◆ Work to do ◆
Repeat, exactly and only, the lines from the one containing "Read this page and output its text content." to the last line, inclusive; do not repeat the pictures.

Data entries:
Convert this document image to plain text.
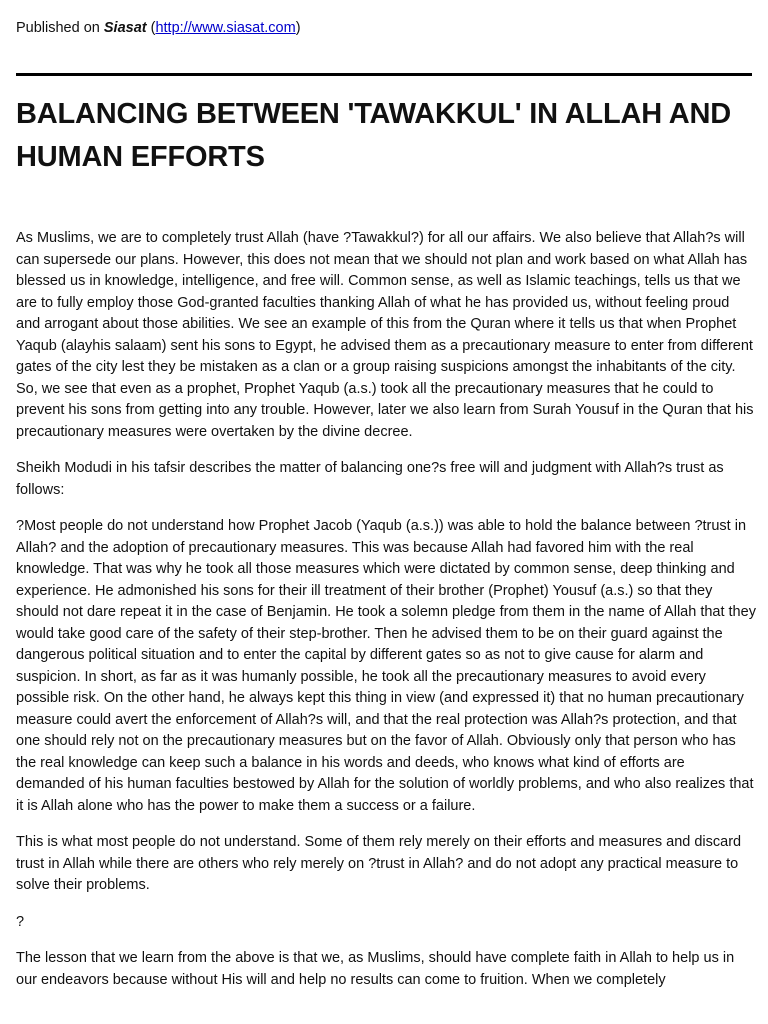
Published on Siasat (http://www.siasat.com)
BALANCING BETWEEN 'TAWAKKUL' IN ALLAH AND HUMAN EFFORTS

As Muslims, we are to completely trust Allah (have ?Tawakkul?) for all our affairs. We also believe that Allah?s will can supersede our plans. However, this does not mean that we should not plan and work based on what Allah has blessed us in knowledge, intelligence, and free will. Common sense, as well as Islamic teachings, tells us that we are to fully employ those God-granted faculties thanking Allah of what he has provided us, without feeling proud and arrogant about those abilities. We see an example of this from the Quran where it tells us that when Prophet Yaqub (alayhis salaam) sent his sons to Egypt, he advised them as a precautionary measure to enter from different gates of the city lest they be mistaken as a clan or a group raising suspicions amongst the inhabitants of the city. So, we see that even as a prophet, Prophet Yaqub (a.s.) took all the precautionary measures that he could to prevent his sons from getting into any trouble. However, later we also learn from Surah Yousuf in the Quran that his precautionary measures were overtaken by the divine decree.

Sheikh Modudi in his tafsir describes the matter of balancing one?s free will and judgment with Allah?s trust as follows:

?Most people do not understand how Prophet Jacob (Yaqub (a.s.)) was able to hold the balance between ?trust in Allah? and the adoption of precautionary measures. This was because Allah had favored him with the real knowledge. That was why he took all those measures which were dictated by common sense, deep thinking and experience. He admonished his sons for their ill treatment of their brother (Prophet) Yousuf (a.s.) so that they should not dare repeat it in the case of Benjamin. He took a solemn pledge from them in the name of Allah that they would take good care of the safety of their step-brother. Then he advised them to be on their guard against the dangerous political situation and to enter the capital by different gates so as not to give cause for alarm and suspicion. In short, as far as it was humanly possible, he took all the precautionary measures to avoid every possible risk. On the other hand, he always kept this thing in view (and expressed it) that no human precautionary measure could avert the enforcement of Allah?s will, and that the real protection was Allah?s protection, and that one should rely not on the precautionary measures but on the favor of Allah. Obviously only that person who has the real knowledge can keep such a balance in his words and deeds, who knows what kind of efforts are demanded of his human faculties bestowed by Allah for the solution of worldly problems, and who also realizes that it is Allah alone who has the power to make them a success or a failure.

This is what most people do not understand. Some of them rely merely on their efforts and measures and discard trust in Allah while there are others who rely merely on ?trust in Allah? and do not adopt any practical measure to solve their problems.

?

The lesson that we learn from the above is that we, as Muslims, should have complete faith in Allah to help us in our endeavors because without His will and help no results can come to fruition. When we completely
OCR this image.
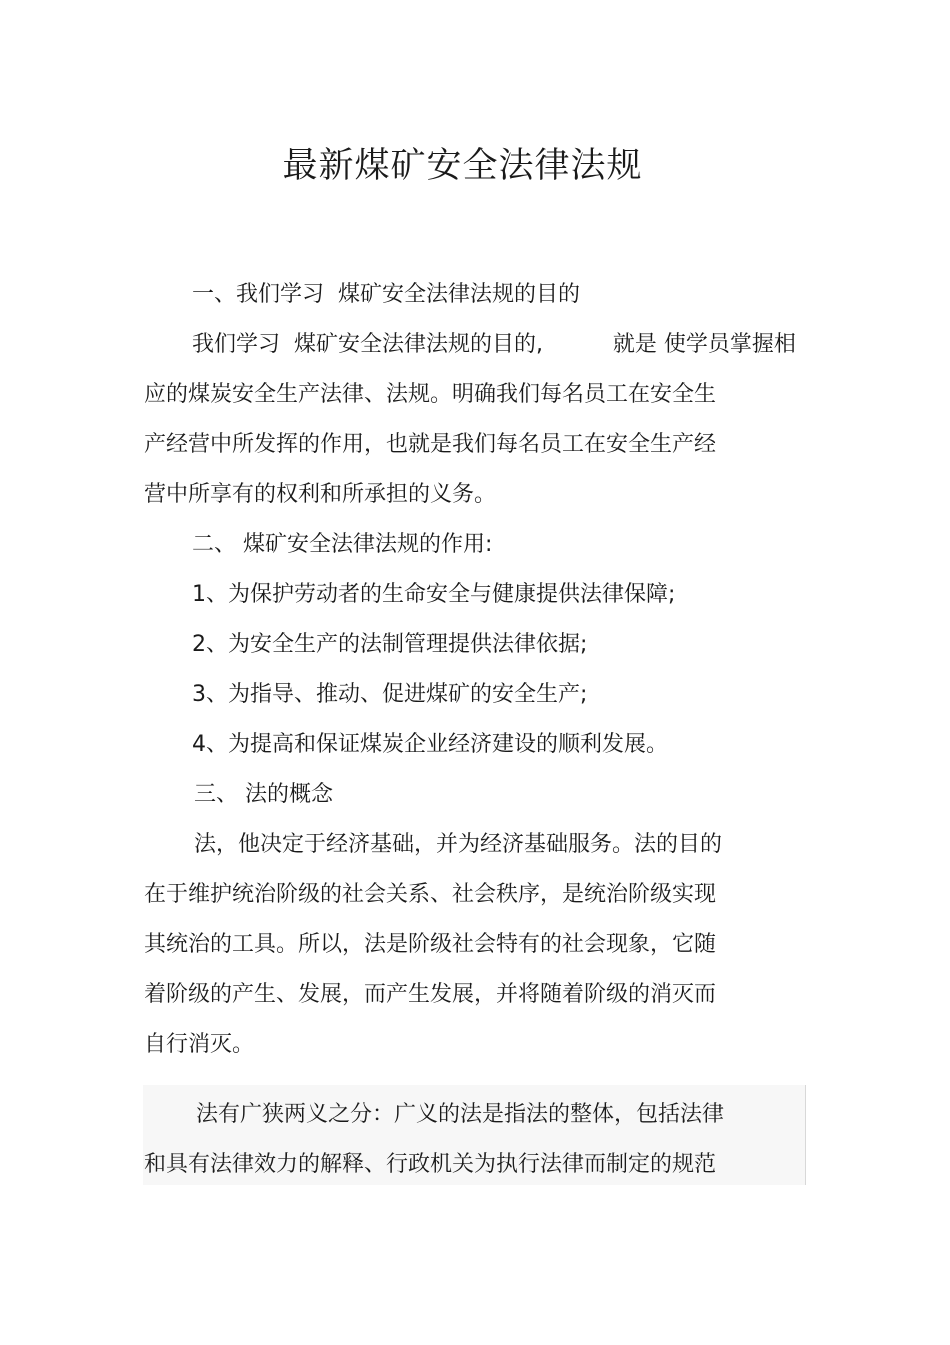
最新煤矿安全法律法规

一、我们学习  煤矿安全法律法规的目的

我们学习  煤矿安全法律法规的目的,          就是 使学员掌握相

应的煤炭安全生产法律、法规。明确我们每名员工在安全生

产经营中所发挥的作用，也就是我们每名员工在安全生产经

营中所享有的权利和所承担的义务。

二、 煤矿安全法律法规的作用:

1、为保护劳动者的生命安全与健康提供法律保障;

2、为安全生产的法制管理提供法律依据;

3、为指导、推动、促进煤矿的安全生产;

4、为提高和保证煤炭企业经济建设的顺利发展。

三、 法的概念

法，他决定于经济基础，并为经济基础服务。法的目的

在于维护统治阶级的社会关系、社会秩序，是统治阶级实现

其统治的工具。所以，法是阶级社会特有的社会现象，它随

着阶级的产生、发展，而产生发展，并将随着阶级的消灭而

自行消灭。

法有广狭两义之分：广义的法是指法的整体，包括法律

和具有法律效力的解释、行政机关为执行法律而制定的规范
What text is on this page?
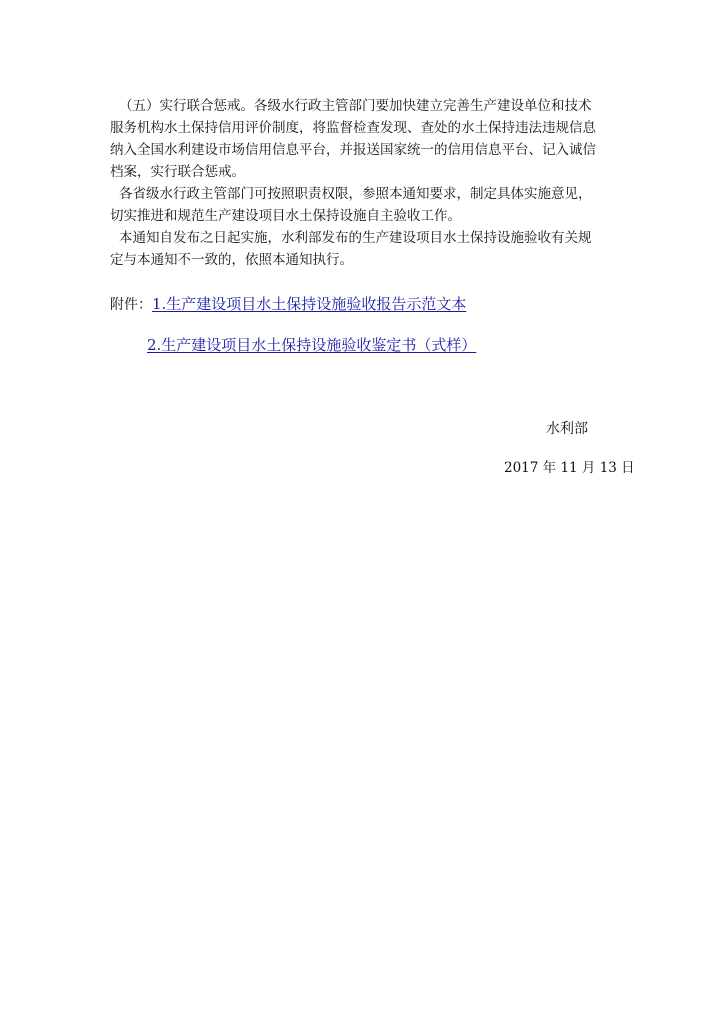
（五）实行联合惩戒。各级水行政主管部门要加快建立完善生产建设单位和技术
服务机构水土保持信用评价制度，将监督检查发现、查处的水土保持违法违规信息
纳入全国水利建设市场信用信息平台，并报送国家统一的信用信息平台、记入诚信
档案，实行联合惩戒。
各省级水行政主管部门可按照职责权限，参照本通知要求，制定具体实施意见，
切实推进和规范生产建设项目水土保持设施自主验收工作。
本通知自发布之日起实施，水利部发布的生产建设项目水土保持设施验收有关规
定与本通知不一致的，依照本通知执行。
附件：1.生产建设项目水土保持设施验收报告示范文本
2.生产建设项目水土保持设施验收鉴定书（式样）
水利部
2017 年 11 月 13 日
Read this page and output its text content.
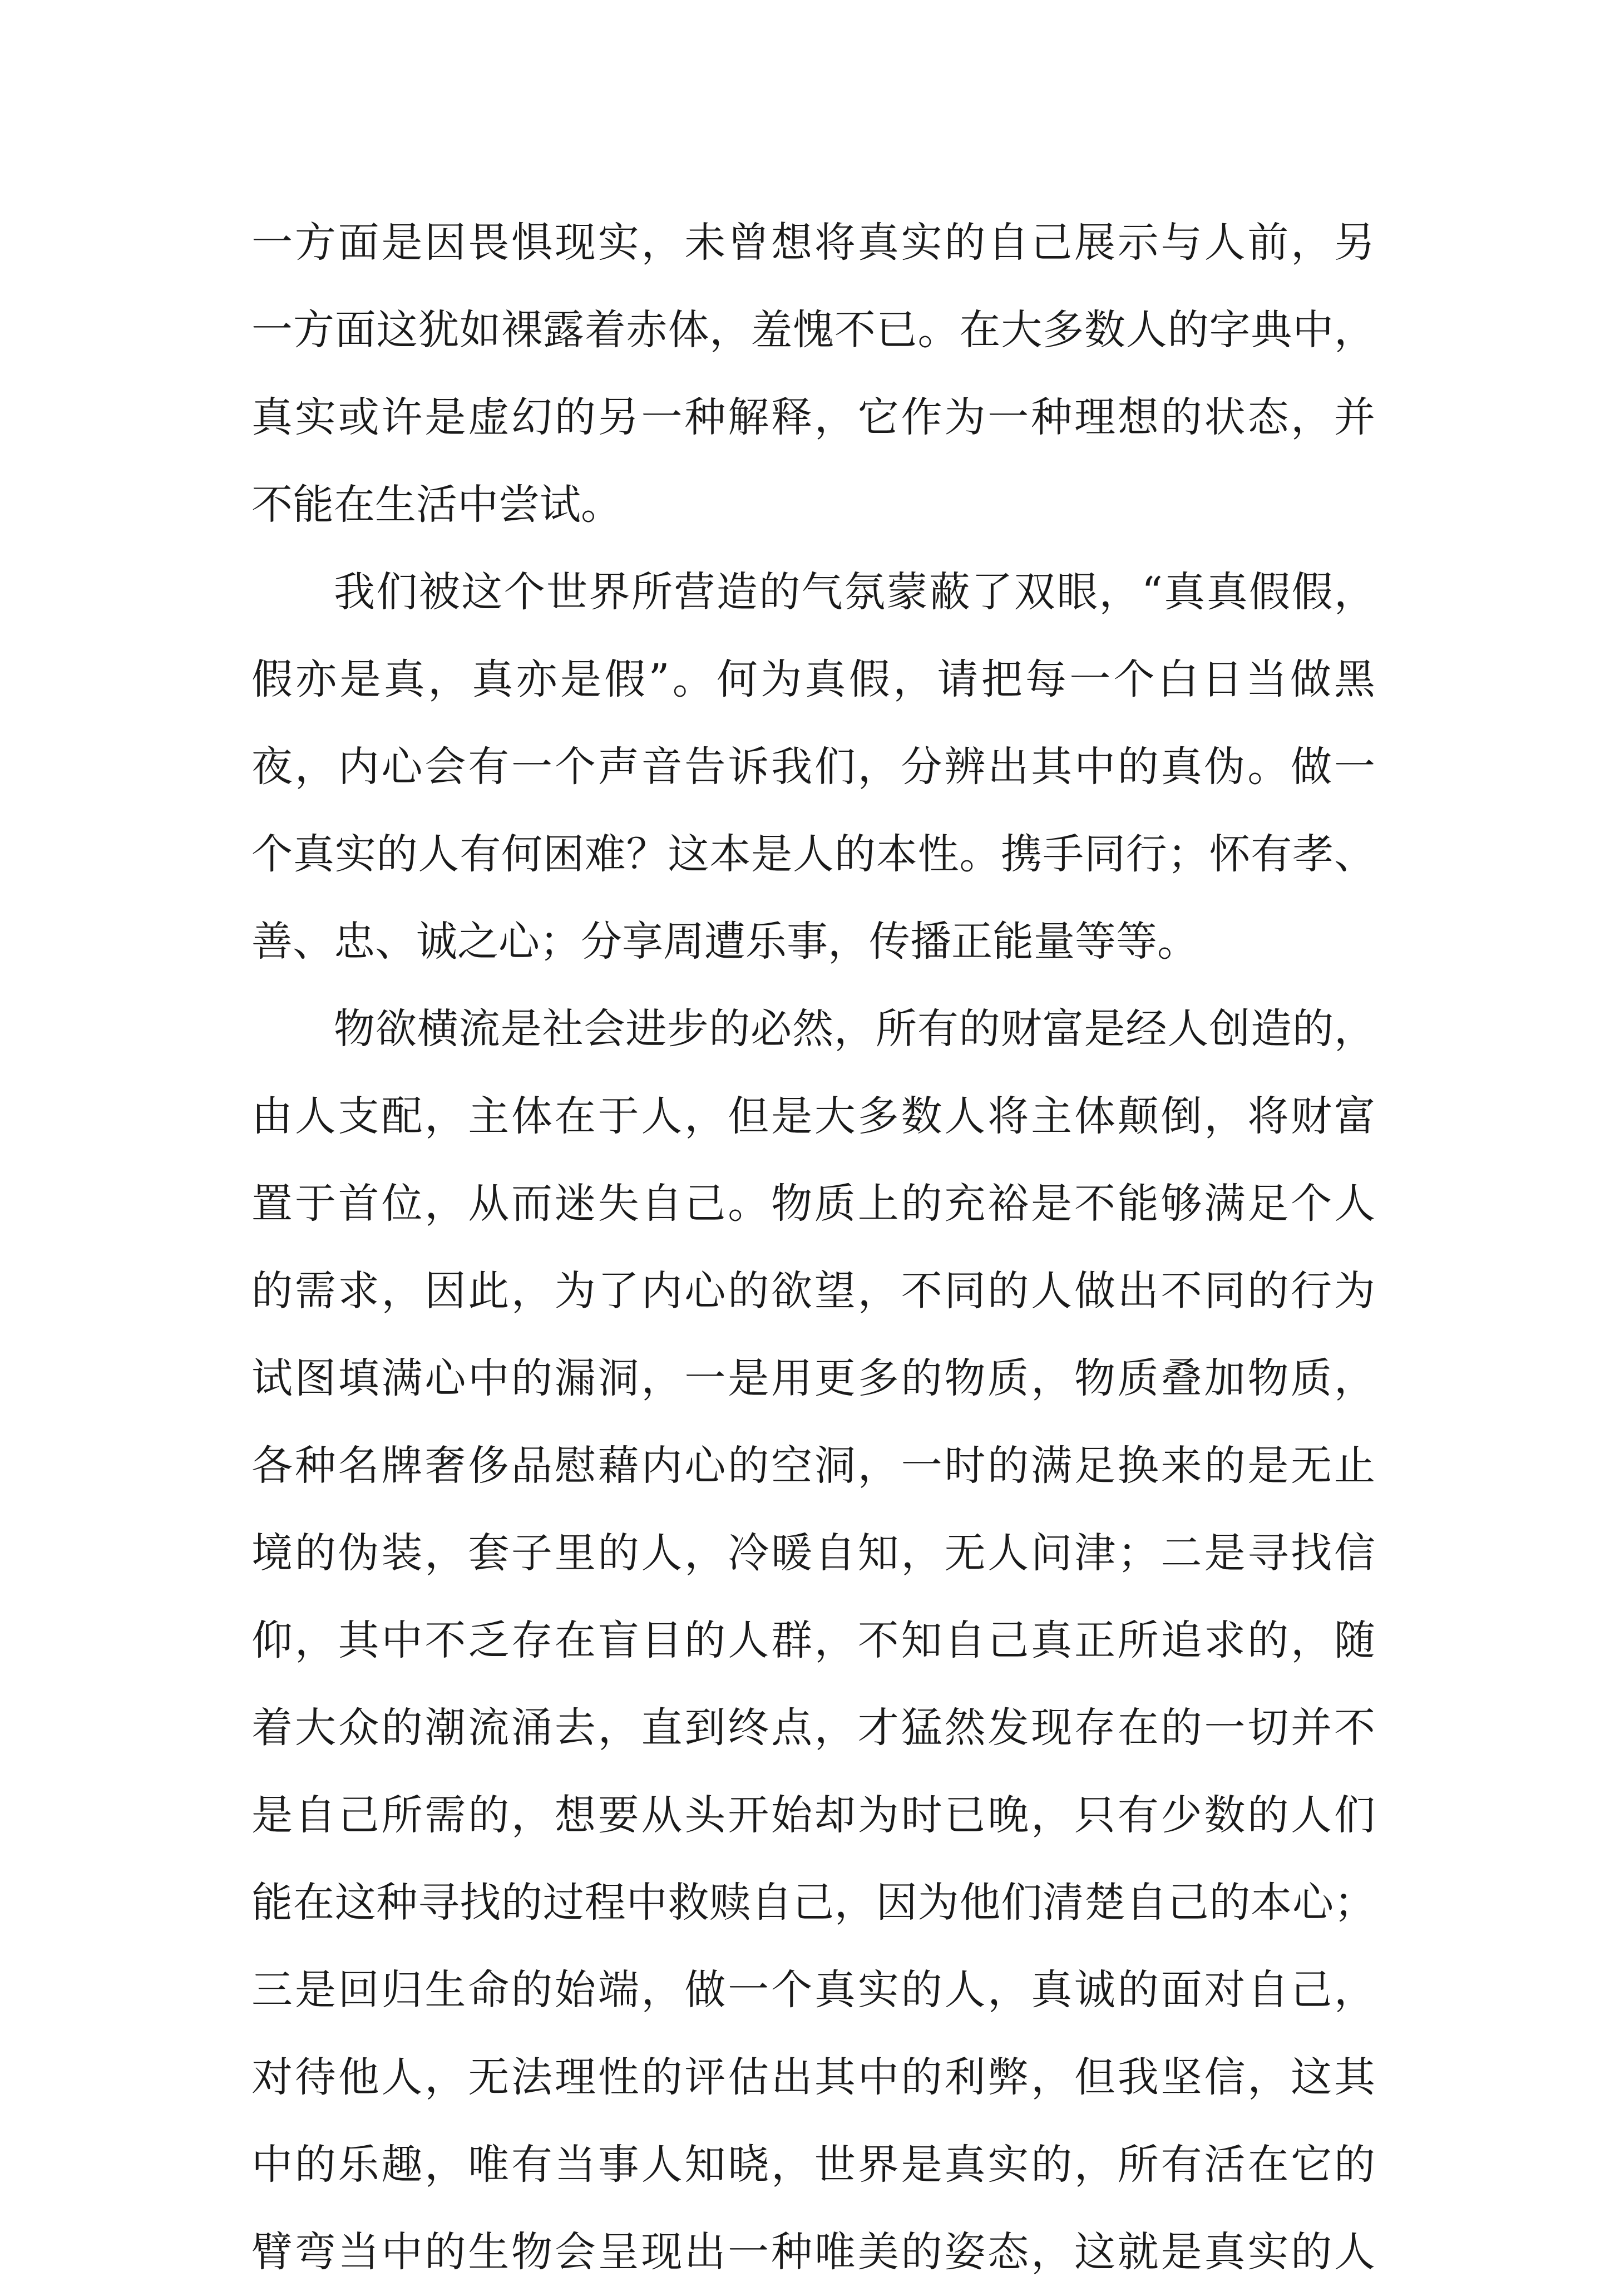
一方面是因畏惧现实，未曾想将真实的自己展示与人前，另
一方面这犹如裸露着赤体，羞愧不已。在大多数人的字典中，
真实或许是虚幻的另一种解释，它作为一种理想的状态，并
不能在生活中尝试。
我们被这个世界所营造的气氛蒙蔽了双眼，“真真假假，
假亦是真，真亦是假”。何为真假，请把每一个白日当做黑
夜，内心会有一个声音告诉我们，分辨出其中的真伪。做一
个真实的人有何困难？这本是人的本性。携手同行；怀有孝、
善、忠、诚之心；分享周遭乐事，传播正能量等等。
物欲横流是社会进步的必然，所有的财富是经人创造的，
由人支配，主体在于人，但是大多数人将主体颠倒，将财富
置于首位，从而迷失自己。物质上的充裕是不能够满足个人
的需求，因此，为了内心的欲望，不同的人做出不同的行为
试图填满心中的漏洞，一是用更多的物质，物质叠加物质，
各种名牌奢侈品慰藉内心的空洞，一时的满足换来的是无止
境的伪装，套子里的人，冷暖自知，无人问津；二是寻找信
仰，其中不乏存在盲目的人群，不知自己真正所追求的，随
着大众的潮流涌去，直到终点，才猛然发现存在的一切并不
是自己所需的，想要从头开始却为时已晚，只有少数的人们
能在这种寻找的过程中救赎自己，因为他们清楚自己的本心；
三是回归生命的始端，做一个真实的人，真诚的面对自己，
对待他人，无法理性的评估出其中的利弊，但我坚信，这其
中的乐趣，唯有当事人知晓，世界是真实的，所有活在它的
臂弯当中的生物会呈现出一种唯美的姿态，这就是真实的人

◆ Task output ◆
Read this page and output its text content.
一方面是因畏惧现实，未曾想将真实的自己展示与人前，另
一方面这犹如裸露着赤体，羞愧不已。在大多数人的字典中，
真实或许是虚幻的另一种解释，它作为一种理想的状态，并
不能在生活中尝试。
我们被这个世界所营造的气氛蒙蔽了双眼，“真真假假，
假亦是真，真亦是假”。何为真假，请把每一个白日当做黑
夜，内心会有一个声音告诉我们，分辨出其中的真伪。做一
个真实的人有何困难？这本是人的本性。携手同行；怀有孝、
善、忠、诚之心；分享周遭乐事，传播正能量等等。
物欲横流是社会进步的必然，所有的财富是经人创造的，
由人支配，主体在于人，但是大多数人将主体颠倒，将财富
置于首位，从而迷失自己。物质上的充裕是不能够满足个人
的需求，因此，为了内心的欲望，不同的人做出不同的行为
试图填满心中的漏洞，一是用更多的物质，物质叠加物质，
各种名牌奢侈品慰藉内心的空洞，一时的满足换来的是无止
境的伪装，套子里的人，冷暖自知，无人问津；二是寻找信
仰，其中不乏存在盲目的人群，不知自己真正所追求的，随
着大众的潮流涌去，直到终点，才猛然发现存在的一切并不
是自己所需的，想要从头开始却为时已晚，只有少数的人们
能在这种寻找的过程中救赎自己，因为他们清楚自己的本心；
三是回归生命的始端，做一个真实的人，真诚的面对自己，
对待他人，无法理性的评估出其中的利弊，但我坚信，这其
中的乐趣，唯有当事人知晓，世界是真实的，所有活在它的
臂弯当中的生物会呈现出一种唯美的姿态，这就是真实的人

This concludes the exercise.